■ Dataset entries ■
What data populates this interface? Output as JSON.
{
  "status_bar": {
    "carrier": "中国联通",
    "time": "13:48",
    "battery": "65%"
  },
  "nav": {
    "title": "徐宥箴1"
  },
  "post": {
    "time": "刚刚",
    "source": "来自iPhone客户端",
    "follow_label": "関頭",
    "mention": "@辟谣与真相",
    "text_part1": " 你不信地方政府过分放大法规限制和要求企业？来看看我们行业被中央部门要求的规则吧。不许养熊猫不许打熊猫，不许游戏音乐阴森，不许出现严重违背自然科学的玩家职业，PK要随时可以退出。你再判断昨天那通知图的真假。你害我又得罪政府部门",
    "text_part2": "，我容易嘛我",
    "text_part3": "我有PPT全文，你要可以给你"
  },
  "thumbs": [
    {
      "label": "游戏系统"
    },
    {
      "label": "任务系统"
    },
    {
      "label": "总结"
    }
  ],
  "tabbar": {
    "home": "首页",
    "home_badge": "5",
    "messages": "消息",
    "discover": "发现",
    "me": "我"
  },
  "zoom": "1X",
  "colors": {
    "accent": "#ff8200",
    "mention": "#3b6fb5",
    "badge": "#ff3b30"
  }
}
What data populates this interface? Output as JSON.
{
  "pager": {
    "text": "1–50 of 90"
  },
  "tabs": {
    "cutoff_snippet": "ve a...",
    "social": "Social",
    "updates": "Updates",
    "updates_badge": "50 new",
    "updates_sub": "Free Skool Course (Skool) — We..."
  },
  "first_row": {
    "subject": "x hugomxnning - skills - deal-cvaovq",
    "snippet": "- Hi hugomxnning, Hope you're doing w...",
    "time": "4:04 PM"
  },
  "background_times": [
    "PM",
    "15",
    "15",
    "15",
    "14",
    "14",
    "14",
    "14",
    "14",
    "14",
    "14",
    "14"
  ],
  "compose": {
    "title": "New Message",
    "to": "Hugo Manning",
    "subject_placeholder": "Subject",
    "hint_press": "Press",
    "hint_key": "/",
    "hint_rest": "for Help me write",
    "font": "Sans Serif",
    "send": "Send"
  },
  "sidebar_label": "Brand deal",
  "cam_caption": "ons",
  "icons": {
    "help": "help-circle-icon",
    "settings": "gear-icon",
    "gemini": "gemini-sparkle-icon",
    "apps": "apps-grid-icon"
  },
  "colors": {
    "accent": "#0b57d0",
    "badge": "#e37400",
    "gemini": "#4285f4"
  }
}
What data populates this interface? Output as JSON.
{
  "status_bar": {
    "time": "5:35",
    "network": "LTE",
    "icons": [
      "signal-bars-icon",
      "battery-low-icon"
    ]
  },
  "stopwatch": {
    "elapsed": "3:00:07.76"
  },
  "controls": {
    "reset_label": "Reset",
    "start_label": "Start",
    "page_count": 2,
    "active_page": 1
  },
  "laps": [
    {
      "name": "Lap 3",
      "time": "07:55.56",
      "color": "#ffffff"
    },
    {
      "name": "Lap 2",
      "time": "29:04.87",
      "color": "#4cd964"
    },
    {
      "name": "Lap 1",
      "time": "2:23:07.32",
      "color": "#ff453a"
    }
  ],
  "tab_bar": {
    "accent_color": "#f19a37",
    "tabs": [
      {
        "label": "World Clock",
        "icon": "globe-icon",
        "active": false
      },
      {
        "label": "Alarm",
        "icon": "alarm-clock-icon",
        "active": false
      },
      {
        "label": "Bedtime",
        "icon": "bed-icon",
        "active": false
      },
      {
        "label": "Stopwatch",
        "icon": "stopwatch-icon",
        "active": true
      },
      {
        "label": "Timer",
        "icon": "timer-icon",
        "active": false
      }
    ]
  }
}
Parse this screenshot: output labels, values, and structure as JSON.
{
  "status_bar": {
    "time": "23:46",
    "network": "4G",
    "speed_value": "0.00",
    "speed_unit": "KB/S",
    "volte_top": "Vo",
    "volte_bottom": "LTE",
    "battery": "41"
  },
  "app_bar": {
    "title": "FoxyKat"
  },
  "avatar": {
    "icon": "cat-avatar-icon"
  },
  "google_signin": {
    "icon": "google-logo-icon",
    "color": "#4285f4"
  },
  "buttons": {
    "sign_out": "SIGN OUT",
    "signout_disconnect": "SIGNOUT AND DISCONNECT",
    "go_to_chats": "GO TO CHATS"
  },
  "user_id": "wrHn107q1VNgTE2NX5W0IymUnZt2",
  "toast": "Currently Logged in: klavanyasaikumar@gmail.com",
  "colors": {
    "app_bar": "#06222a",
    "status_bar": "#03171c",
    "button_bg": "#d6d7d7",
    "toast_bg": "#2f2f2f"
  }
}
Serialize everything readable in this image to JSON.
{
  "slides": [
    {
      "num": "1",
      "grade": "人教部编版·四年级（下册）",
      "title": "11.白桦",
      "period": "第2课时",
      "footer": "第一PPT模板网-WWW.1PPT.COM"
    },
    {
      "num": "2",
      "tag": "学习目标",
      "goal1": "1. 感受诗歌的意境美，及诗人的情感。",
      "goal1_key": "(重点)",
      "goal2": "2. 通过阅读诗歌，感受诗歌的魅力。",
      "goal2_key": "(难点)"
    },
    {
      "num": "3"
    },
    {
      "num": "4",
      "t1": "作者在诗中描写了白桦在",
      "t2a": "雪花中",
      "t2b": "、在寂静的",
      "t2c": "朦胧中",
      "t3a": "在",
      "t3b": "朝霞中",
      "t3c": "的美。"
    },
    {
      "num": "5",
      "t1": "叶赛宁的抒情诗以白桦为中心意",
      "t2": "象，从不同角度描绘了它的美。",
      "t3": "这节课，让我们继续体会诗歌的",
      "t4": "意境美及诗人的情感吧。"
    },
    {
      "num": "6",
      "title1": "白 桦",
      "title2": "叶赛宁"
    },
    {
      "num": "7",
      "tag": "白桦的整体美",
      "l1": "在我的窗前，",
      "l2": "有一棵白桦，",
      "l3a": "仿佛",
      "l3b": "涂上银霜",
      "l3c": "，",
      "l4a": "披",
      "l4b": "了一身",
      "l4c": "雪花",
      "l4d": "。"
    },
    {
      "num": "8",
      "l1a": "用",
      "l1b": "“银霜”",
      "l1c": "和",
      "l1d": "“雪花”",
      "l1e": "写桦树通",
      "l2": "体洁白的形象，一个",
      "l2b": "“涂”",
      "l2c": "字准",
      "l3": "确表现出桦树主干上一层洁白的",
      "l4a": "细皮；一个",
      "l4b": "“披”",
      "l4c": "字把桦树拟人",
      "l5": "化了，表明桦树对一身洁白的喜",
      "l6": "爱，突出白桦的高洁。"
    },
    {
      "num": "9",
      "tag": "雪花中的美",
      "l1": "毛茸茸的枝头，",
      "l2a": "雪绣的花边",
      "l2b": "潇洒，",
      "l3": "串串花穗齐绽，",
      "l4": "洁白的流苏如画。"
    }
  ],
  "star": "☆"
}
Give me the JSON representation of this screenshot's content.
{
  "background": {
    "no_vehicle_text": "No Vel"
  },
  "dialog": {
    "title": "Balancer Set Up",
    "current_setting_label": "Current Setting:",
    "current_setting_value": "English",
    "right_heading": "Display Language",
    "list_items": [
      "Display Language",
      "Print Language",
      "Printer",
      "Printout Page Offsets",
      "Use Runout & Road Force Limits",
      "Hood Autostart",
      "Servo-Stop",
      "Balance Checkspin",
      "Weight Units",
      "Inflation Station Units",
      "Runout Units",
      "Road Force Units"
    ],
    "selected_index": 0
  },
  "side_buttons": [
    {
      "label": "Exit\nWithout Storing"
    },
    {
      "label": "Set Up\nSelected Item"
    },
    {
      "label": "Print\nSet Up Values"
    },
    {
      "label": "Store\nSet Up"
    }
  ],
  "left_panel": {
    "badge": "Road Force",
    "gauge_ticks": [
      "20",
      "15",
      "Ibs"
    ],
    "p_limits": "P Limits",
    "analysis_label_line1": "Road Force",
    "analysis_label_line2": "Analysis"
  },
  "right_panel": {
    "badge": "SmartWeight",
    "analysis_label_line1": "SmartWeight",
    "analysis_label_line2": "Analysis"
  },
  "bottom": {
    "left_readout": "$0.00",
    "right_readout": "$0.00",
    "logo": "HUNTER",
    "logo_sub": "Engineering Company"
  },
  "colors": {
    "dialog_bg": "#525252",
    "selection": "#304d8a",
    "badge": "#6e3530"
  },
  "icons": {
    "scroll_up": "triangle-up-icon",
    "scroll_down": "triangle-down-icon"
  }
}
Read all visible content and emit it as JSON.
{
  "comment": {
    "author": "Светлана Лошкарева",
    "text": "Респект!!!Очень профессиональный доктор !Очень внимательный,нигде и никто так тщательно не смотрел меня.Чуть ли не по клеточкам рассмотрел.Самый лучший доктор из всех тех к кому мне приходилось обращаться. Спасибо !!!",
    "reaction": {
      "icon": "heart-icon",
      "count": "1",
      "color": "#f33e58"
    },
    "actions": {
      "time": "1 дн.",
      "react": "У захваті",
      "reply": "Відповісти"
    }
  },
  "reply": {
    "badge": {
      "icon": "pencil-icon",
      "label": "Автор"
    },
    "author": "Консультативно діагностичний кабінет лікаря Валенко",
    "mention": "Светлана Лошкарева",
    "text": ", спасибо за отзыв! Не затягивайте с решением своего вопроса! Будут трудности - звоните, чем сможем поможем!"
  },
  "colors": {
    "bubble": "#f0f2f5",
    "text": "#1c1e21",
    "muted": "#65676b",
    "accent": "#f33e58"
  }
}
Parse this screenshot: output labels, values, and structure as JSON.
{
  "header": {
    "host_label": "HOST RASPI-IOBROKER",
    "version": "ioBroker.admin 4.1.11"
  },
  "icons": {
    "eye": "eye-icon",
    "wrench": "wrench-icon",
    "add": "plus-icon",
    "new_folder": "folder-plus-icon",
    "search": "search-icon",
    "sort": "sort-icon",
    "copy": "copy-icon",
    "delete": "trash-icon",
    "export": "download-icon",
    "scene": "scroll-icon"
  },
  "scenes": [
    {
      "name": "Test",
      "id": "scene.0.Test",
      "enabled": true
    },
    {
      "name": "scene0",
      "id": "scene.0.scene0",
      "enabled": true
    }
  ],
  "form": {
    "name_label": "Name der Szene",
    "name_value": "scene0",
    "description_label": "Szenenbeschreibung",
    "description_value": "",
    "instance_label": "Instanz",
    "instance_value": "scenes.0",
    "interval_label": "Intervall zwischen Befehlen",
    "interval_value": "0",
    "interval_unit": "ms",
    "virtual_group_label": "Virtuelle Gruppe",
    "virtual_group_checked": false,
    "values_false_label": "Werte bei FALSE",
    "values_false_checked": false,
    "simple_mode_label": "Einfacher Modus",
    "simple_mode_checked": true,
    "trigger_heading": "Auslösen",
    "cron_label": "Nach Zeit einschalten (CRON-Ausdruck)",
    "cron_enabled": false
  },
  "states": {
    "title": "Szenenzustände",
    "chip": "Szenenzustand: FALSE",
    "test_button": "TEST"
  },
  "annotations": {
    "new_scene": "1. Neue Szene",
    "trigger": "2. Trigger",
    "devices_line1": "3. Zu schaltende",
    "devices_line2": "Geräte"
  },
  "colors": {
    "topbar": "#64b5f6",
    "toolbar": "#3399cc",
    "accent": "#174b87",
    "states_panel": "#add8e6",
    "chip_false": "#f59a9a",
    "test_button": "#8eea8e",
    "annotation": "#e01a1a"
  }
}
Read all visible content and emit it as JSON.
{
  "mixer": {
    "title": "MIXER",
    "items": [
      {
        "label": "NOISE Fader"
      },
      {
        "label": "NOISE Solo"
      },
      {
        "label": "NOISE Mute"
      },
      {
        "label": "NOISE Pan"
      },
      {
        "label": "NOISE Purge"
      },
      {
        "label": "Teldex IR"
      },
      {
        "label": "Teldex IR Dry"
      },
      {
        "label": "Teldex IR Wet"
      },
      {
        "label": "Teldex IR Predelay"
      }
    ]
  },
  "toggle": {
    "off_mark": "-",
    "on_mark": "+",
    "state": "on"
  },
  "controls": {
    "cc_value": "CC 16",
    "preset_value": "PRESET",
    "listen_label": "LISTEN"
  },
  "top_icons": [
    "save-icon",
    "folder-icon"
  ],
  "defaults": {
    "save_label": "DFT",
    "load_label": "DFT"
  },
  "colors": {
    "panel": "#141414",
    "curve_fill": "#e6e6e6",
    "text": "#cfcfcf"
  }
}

■ What is being asked ■
Find how many lines in the records contain the string "Лошкарева", then give the number alone.

■ Answer to the task ■
2